Stored entries:
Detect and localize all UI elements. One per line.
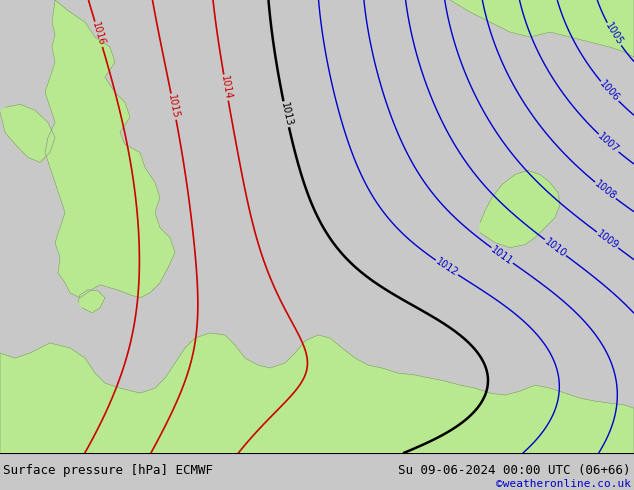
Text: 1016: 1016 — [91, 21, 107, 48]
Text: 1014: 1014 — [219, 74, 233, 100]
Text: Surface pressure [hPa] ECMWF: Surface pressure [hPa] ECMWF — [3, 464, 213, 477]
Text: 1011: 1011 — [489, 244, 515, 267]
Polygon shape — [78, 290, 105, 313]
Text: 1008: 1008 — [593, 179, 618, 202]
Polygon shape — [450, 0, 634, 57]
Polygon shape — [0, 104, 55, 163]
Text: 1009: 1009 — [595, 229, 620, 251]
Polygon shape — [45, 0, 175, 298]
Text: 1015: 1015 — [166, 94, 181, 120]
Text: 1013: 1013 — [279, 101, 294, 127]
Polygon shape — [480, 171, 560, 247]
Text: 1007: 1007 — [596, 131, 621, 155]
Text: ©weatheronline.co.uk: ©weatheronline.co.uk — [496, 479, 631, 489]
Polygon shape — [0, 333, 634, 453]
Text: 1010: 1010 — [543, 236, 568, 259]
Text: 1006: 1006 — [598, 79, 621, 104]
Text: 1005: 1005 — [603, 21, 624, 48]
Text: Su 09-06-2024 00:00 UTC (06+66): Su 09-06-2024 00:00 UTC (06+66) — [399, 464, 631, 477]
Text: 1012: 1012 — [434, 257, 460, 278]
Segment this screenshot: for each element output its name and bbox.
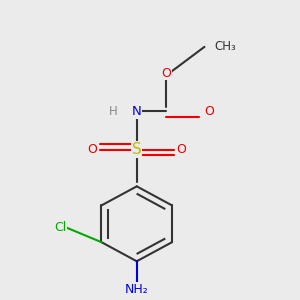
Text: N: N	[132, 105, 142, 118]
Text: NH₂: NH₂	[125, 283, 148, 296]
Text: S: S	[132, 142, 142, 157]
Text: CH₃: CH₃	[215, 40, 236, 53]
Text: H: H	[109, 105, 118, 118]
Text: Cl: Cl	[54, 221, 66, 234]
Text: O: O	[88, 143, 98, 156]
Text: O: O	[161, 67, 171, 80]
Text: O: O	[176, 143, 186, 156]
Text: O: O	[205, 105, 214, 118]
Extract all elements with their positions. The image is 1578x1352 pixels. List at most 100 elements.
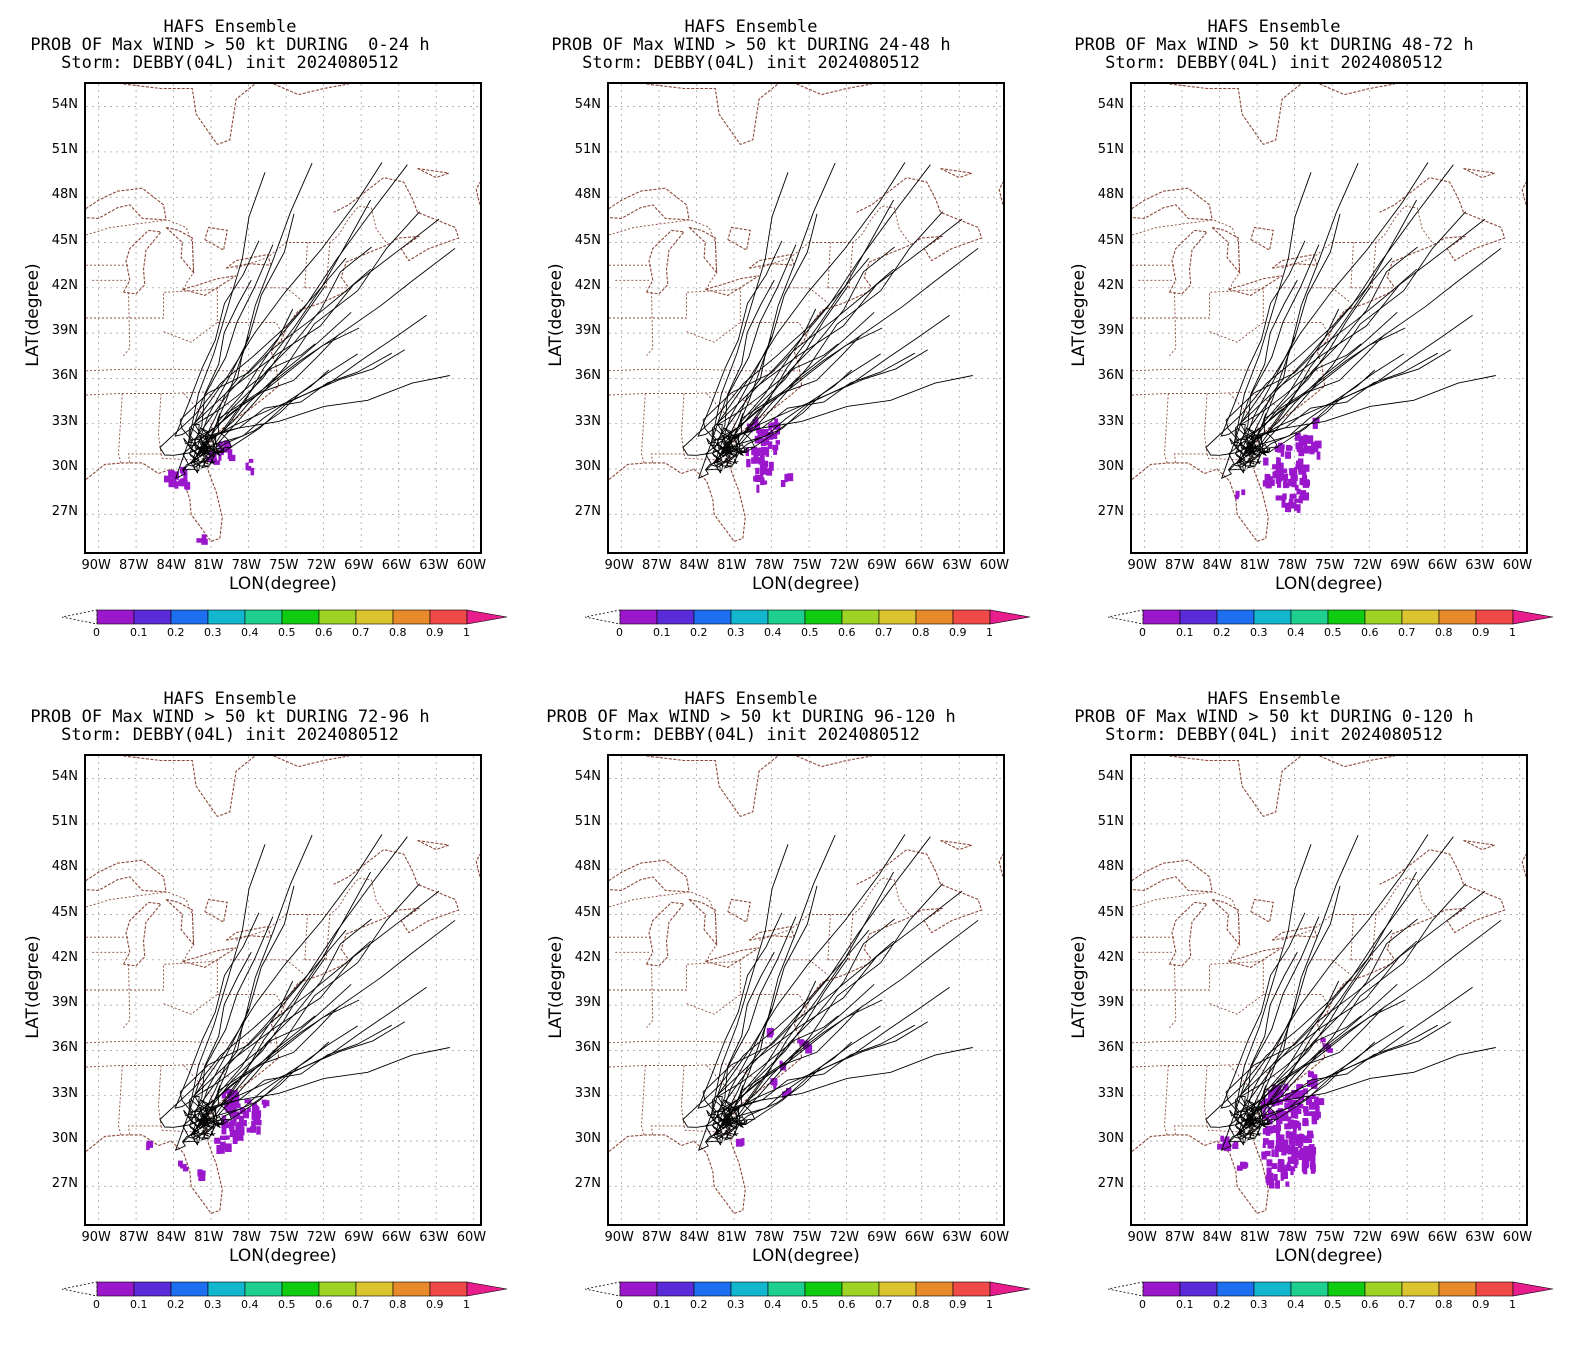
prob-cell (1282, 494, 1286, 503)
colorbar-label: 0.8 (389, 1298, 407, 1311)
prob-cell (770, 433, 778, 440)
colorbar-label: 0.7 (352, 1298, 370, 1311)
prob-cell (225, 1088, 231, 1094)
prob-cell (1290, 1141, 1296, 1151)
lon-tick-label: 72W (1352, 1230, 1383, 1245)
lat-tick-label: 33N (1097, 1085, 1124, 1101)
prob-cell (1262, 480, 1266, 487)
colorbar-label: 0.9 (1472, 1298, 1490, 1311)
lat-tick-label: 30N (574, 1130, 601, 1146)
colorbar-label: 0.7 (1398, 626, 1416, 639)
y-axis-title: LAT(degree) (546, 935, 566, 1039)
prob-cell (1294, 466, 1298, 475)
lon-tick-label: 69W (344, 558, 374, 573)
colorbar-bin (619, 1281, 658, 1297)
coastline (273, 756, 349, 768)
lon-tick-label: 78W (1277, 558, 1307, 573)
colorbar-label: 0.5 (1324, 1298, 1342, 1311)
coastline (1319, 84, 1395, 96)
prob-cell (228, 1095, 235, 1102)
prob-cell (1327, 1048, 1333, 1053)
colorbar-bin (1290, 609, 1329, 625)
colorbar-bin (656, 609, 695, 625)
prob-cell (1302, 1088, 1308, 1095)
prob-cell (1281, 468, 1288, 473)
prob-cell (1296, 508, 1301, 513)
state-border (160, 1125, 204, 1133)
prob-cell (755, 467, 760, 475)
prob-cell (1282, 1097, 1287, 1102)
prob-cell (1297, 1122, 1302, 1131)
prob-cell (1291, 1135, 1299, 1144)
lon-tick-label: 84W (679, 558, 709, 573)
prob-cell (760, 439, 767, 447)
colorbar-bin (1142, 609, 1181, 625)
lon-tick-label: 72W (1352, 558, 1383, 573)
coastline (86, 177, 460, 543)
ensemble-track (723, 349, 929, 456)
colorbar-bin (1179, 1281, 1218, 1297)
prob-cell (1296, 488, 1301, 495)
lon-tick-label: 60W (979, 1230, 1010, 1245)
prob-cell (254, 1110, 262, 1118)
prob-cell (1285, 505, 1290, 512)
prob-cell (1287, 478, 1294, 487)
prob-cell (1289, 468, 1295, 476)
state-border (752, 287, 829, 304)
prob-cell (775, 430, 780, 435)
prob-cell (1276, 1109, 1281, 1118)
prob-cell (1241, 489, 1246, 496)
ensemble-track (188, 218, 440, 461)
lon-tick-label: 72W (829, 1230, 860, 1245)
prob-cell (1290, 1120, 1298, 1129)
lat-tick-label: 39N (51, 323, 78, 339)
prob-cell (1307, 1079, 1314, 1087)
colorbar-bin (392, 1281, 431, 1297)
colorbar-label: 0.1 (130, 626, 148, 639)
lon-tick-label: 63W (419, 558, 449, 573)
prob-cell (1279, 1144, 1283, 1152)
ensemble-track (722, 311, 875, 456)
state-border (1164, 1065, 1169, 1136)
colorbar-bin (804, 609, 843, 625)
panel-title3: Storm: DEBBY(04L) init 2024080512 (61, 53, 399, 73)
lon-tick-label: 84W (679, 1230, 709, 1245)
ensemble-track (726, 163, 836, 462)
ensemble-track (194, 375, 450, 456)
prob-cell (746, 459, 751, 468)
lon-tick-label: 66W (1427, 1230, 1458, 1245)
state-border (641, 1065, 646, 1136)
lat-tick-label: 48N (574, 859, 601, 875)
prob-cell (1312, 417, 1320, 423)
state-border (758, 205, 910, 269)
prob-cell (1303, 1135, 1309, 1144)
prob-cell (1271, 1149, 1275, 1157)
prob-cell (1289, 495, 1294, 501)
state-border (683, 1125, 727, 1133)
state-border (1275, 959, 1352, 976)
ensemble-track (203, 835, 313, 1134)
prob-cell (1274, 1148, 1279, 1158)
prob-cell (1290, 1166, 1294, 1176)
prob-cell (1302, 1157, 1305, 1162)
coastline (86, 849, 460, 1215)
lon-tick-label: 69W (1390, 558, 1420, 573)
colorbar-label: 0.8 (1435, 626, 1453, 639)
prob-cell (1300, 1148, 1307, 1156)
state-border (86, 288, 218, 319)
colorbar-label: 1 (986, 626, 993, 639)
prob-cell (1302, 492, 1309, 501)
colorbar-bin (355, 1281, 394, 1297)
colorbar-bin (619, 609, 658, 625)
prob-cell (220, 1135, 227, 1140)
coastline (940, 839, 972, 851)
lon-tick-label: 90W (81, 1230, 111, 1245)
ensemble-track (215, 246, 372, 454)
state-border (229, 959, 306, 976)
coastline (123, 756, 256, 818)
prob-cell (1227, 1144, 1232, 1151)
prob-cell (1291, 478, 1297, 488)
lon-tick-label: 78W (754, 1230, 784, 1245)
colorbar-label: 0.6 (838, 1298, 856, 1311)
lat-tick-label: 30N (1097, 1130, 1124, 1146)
---
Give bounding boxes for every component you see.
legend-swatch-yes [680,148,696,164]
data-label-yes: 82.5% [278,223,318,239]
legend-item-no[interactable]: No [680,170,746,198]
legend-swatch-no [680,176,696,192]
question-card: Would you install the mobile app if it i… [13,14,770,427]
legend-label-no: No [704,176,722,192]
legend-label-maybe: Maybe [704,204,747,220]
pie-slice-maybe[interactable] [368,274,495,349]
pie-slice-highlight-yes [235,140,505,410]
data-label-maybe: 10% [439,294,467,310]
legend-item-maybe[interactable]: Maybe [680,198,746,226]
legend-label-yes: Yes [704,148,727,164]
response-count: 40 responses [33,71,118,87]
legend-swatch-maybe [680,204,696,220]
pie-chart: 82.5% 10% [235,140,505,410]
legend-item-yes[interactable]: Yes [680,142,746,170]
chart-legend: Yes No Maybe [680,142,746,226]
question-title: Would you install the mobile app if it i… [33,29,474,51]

** Given instruction **
Rewrite the listing lines between the line holding "prob-cell (1282, 494, 1286, 503)" and the line holding "prob-cell (1241, 489, 1246, 496)", inclusive, changing every "coastline" to "shoreline" and leaving everything else as it stands.

** Finished exercise **
prob-cell (1282, 494, 1286, 503)
colorbar-label: 0.8 (389, 1298, 407, 1311)
prob-cell (770, 433, 778, 440)
colorbar-label: 0.7 (352, 1298, 370, 1311)
prob-cell (225, 1088, 231, 1094)
prob-cell (1290, 1141, 1296, 1151)
lon-tick-label: 72W (1352, 1230, 1383, 1245)
lat-tick-label: 33N (1097, 1085, 1124, 1101)
prob-cell (1262, 480, 1266, 487)
colorbar-label: 0.9 (1472, 1298, 1490, 1311)
lat-tick-label: 30N (574, 1130, 601, 1146)
colorbar-label: 0.7 (1398, 626, 1416, 639)
y-axis-title: LAT(degree) (546, 935, 566, 1039)
prob-cell (1294, 466, 1298, 475)
lon-tick-label: 69W (344, 558, 374, 573)
colorbar-bin (619, 1281, 658, 1297)
shoreline (273, 756, 349, 768)
lon-tick-label: 78W (1277, 558, 1307, 573)
colorbar-label: 0.5 (1324, 1298, 1342, 1311)
shoreline (1319, 84, 1395, 96)
prob-cell (228, 1095, 235, 1102)
prob-cell (1327, 1048, 1333, 1053)
colorbar-bin (1290, 609, 1329, 625)
colorbar-bin (656, 609, 695, 625)
prob-cell (1302, 1088, 1308, 1095)
prob-cell (1281, 468, 1288, 473)
prob-cell (1296, 508, 1301, 513)
state-border (160, 1125, 204, 1133)
prob-cell (755, 467, 760, 475)
prob-cell (1282, 1097, 1287, 1102)
prob-cell (1297, 1122, 1302, 1131)
prob-cell (1291, 1135, 1299, 1144)
lon-tick-label: 84W (679, 558, 709, 573)
prob-cell (760, 439, 767, 447)
colorbar-bin (1142, 609, 1181, 625)
lon-tick-label: 72W (1352, 558, 1383, 573)
shoreline (86, 177, 460, 543)
ensemble-track (723, 349, 929, 456)
colorbar-bin (1179, 1281, 1218, 1297)
prob-cell (1296, 488, 1301, 495)
lon-tick-label: 60W (979, 1230, 1010, 1245)
prob-cell (254, 1110, 262, 1118)
prob-cell (1285, 505, 1290, 512)
prob-cell (1287, 478, 1294, 487)
prob-cell (1289, 468, 1295, 476)
state-border (752, 287, 829, 304)
prob-cell (775, 430, 780, 435)
prob-cell (1276, 1109, 1281, 1118)
prob-cell (1241, 489, 1246, 496)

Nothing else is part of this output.